### To do
State how many lines of the entries hold the string "into", and output nothing but that count.

*** Exercise material ***

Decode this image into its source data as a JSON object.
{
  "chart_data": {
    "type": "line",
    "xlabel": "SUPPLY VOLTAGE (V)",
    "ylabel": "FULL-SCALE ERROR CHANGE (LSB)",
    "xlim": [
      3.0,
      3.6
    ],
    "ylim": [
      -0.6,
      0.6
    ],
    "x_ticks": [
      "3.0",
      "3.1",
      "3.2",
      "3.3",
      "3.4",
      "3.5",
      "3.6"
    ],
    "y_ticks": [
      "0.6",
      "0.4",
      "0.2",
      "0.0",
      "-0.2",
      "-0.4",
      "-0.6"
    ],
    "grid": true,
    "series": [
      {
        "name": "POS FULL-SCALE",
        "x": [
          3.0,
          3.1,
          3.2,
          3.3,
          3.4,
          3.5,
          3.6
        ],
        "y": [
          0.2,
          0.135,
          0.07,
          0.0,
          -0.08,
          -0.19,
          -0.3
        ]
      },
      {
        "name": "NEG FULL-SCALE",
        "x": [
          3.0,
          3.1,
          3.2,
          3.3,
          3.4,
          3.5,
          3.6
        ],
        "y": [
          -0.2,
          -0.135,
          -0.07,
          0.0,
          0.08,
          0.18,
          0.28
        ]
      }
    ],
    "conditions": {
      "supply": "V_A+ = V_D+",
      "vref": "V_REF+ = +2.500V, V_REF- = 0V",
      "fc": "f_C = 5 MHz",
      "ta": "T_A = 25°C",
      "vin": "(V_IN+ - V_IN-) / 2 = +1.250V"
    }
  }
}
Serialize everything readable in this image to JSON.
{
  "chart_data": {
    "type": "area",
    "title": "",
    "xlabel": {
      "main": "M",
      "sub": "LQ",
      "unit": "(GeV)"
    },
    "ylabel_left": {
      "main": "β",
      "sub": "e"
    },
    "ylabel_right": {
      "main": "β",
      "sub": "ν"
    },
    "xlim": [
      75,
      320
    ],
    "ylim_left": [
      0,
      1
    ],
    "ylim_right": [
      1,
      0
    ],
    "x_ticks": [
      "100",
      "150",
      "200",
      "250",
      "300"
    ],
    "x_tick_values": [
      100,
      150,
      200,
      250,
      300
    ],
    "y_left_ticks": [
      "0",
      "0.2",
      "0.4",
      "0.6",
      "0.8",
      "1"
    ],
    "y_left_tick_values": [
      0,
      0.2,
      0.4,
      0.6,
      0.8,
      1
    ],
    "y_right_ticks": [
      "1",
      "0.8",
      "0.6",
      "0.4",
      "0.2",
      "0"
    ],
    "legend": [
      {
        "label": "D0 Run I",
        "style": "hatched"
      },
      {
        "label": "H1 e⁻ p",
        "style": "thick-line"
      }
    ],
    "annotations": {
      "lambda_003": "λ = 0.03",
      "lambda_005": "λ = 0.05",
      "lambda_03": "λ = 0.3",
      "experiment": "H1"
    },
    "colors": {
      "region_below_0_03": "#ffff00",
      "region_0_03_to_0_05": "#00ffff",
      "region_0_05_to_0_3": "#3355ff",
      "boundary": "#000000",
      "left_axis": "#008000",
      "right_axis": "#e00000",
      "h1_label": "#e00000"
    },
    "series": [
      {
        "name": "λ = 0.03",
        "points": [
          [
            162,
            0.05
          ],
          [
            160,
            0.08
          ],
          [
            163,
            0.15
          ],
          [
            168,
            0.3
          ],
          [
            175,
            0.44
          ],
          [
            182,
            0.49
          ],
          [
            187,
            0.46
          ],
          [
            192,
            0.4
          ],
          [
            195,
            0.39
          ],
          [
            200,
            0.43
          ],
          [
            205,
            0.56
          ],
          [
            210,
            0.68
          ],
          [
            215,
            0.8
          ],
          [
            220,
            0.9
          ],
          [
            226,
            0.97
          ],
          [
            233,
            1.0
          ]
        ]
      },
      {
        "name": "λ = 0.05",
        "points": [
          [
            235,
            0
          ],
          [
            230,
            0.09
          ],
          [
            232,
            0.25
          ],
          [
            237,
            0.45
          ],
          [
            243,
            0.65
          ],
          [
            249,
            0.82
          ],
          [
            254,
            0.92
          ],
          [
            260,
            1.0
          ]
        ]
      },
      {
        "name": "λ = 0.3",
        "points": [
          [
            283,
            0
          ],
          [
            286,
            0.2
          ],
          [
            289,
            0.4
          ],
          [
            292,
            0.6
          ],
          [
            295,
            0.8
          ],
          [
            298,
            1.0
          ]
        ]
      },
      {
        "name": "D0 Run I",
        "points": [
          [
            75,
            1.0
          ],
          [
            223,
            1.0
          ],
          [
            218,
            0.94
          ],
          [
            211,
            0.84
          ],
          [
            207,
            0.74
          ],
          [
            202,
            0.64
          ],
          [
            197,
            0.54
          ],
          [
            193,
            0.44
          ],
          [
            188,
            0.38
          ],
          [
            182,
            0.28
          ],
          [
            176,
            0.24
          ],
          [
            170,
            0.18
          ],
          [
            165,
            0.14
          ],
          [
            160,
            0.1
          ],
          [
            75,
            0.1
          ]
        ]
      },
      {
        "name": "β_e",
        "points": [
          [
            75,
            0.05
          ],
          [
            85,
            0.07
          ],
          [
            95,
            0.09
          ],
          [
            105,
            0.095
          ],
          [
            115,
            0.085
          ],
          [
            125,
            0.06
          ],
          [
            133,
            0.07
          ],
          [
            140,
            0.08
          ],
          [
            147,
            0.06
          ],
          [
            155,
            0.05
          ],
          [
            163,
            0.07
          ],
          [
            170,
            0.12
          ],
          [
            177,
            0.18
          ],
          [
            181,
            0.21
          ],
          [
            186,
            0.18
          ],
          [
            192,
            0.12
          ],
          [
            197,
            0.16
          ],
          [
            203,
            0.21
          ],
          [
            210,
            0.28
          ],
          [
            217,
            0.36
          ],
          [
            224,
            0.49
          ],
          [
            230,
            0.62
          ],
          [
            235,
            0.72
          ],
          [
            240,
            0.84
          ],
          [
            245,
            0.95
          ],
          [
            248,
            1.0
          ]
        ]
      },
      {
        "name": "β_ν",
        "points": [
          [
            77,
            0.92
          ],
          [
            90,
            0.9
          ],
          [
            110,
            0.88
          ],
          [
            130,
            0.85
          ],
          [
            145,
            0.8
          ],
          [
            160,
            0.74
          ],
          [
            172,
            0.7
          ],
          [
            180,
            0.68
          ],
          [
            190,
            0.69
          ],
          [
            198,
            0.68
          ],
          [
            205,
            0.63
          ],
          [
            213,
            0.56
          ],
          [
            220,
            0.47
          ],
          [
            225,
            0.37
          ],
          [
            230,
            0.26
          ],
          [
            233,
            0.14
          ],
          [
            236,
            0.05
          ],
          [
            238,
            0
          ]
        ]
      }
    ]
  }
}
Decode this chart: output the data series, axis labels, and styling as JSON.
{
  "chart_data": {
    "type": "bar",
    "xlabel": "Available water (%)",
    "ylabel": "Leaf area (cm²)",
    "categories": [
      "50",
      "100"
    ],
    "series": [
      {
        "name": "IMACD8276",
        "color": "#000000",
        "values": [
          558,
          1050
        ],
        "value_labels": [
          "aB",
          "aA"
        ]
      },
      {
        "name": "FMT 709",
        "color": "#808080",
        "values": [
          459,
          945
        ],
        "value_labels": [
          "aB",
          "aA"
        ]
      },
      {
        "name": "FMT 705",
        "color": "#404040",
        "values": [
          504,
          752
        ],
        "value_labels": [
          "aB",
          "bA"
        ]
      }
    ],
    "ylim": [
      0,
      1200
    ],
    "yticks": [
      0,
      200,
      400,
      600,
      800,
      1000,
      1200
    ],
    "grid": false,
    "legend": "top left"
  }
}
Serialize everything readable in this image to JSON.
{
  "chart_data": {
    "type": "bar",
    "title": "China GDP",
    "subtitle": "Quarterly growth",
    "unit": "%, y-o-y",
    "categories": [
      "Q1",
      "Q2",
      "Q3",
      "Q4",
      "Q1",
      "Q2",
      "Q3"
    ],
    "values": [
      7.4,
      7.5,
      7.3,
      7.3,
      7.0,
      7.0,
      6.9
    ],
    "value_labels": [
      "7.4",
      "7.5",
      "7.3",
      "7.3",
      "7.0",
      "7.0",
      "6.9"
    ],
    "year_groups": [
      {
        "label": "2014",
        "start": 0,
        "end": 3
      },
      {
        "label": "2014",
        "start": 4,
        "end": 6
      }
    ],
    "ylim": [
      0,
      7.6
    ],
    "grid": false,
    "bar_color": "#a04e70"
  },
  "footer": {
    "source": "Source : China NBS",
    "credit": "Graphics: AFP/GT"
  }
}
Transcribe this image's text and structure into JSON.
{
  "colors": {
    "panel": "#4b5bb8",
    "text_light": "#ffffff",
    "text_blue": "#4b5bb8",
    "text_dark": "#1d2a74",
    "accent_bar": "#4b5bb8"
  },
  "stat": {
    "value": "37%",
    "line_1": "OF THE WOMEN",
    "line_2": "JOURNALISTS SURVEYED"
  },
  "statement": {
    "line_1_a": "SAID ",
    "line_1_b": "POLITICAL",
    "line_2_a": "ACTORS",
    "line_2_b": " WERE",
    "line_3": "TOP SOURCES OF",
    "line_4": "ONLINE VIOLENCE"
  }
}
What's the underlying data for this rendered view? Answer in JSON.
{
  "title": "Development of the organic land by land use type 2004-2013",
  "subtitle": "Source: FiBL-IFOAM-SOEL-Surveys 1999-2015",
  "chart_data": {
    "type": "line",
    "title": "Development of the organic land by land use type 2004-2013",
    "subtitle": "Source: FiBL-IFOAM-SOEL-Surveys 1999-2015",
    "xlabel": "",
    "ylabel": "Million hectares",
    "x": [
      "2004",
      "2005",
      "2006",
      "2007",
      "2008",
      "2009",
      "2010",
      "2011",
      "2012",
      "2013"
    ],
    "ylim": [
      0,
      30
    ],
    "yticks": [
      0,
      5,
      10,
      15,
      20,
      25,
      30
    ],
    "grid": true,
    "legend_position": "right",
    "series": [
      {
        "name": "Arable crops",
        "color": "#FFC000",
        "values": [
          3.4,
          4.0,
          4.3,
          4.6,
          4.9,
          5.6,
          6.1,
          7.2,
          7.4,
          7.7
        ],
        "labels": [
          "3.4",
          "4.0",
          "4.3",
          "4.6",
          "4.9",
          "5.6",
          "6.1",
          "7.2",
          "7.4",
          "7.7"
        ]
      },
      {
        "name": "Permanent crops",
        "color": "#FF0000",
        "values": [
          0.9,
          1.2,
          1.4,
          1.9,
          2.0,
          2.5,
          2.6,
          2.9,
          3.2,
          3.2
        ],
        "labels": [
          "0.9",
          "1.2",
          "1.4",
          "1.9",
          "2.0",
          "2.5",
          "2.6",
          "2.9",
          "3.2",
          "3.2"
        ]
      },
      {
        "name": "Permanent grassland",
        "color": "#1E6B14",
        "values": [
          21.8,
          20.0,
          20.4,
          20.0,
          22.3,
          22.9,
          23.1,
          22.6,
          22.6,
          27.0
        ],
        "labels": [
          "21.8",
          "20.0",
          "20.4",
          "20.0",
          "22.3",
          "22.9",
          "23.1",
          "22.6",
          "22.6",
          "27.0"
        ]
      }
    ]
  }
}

***

### Expected answer
2